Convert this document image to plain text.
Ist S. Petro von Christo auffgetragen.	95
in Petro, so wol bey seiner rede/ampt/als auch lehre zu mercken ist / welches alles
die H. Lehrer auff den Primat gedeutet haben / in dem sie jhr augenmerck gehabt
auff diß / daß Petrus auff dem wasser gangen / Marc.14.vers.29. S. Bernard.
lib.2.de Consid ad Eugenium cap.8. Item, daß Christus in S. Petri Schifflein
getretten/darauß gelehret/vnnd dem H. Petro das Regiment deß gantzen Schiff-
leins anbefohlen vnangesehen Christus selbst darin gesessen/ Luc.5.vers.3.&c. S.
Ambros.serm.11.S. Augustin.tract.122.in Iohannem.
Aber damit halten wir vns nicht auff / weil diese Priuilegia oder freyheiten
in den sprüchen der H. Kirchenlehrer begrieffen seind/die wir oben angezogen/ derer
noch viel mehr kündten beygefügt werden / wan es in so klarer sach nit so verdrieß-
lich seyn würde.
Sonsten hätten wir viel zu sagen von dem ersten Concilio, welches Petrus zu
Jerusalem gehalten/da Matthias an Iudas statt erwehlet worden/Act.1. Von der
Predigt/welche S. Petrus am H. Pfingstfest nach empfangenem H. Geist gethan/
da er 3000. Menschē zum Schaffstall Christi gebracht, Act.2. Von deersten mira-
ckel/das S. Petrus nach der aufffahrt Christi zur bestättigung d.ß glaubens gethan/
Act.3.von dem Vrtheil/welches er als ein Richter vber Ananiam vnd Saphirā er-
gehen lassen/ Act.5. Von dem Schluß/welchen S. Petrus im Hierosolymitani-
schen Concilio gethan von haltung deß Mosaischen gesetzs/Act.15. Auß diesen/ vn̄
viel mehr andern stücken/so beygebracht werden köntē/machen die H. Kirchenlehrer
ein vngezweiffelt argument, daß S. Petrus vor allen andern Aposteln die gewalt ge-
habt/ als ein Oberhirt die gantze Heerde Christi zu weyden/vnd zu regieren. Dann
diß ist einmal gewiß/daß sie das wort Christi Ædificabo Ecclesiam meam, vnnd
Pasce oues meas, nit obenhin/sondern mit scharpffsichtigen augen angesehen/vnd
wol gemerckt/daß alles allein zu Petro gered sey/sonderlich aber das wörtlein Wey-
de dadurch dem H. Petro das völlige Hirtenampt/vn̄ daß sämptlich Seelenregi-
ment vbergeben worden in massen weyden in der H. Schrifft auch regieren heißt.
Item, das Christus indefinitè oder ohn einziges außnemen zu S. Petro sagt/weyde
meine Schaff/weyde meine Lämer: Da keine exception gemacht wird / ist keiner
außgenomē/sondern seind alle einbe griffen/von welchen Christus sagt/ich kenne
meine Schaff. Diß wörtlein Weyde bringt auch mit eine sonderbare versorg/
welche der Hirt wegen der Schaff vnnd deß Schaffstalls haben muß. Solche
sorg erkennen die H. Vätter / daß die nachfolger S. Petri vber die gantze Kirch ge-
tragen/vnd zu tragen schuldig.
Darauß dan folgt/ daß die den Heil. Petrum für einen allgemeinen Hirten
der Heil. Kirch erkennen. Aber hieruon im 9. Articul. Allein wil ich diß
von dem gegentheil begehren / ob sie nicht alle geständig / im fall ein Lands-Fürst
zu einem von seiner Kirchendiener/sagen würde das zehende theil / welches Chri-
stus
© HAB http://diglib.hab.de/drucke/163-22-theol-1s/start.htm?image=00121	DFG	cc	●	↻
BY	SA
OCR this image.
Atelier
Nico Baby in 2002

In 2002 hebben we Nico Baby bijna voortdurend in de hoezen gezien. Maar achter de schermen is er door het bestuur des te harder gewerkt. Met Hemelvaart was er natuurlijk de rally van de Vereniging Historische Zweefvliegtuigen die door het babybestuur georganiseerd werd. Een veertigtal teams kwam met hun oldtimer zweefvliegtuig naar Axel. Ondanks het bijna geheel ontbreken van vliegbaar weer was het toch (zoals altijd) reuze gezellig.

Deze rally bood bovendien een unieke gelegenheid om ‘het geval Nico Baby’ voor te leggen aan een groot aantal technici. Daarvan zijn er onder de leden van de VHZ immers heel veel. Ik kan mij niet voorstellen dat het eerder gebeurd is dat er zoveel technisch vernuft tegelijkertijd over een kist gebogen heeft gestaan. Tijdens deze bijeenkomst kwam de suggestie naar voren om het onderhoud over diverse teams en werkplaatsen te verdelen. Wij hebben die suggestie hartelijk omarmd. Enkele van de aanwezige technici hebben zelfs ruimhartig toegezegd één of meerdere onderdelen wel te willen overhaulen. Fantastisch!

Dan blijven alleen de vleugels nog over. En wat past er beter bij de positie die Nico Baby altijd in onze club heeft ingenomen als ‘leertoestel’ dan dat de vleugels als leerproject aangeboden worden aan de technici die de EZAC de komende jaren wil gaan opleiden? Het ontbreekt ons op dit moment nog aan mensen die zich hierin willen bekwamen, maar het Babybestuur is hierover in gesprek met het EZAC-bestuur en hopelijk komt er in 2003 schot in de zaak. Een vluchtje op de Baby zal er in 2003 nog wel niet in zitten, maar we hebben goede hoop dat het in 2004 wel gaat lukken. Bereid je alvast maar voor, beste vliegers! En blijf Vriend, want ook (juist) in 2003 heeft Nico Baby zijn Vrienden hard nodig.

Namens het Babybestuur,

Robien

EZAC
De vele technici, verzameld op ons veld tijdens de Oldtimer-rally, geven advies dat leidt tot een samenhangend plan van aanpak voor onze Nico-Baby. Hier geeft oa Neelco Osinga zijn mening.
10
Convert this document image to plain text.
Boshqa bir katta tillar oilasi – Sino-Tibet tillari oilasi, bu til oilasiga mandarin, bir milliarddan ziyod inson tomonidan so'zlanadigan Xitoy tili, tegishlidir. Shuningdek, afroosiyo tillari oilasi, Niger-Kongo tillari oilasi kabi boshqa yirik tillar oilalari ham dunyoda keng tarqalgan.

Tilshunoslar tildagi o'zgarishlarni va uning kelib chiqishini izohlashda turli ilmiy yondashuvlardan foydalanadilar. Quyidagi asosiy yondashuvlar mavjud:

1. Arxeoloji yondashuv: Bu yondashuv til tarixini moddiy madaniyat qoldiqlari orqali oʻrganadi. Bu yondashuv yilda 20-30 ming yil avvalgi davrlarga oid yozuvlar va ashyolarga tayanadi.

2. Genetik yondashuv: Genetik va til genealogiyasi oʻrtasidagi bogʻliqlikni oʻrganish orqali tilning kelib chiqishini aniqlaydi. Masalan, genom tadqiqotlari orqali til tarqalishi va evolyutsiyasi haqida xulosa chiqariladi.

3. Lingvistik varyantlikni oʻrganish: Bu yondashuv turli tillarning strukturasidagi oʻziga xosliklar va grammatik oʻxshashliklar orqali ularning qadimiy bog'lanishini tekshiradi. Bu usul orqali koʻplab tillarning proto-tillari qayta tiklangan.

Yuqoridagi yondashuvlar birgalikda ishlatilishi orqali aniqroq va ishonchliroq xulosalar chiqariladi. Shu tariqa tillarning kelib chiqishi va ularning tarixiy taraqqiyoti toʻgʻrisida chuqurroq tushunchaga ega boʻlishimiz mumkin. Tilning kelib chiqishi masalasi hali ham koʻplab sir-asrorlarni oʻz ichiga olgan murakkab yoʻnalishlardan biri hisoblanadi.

TASK DESCRIPTION: All lines of the material that contain the word "Petri" should be listed.

PROBLEM SOLUTION:
lib.2.de Consid ad Eugenium cap.8. Item, daß Christus in S. Petri Schifflein
sorg erkennen die H. Vätter / daß die nachfolger S. Petri vber die gantze Kirch ge-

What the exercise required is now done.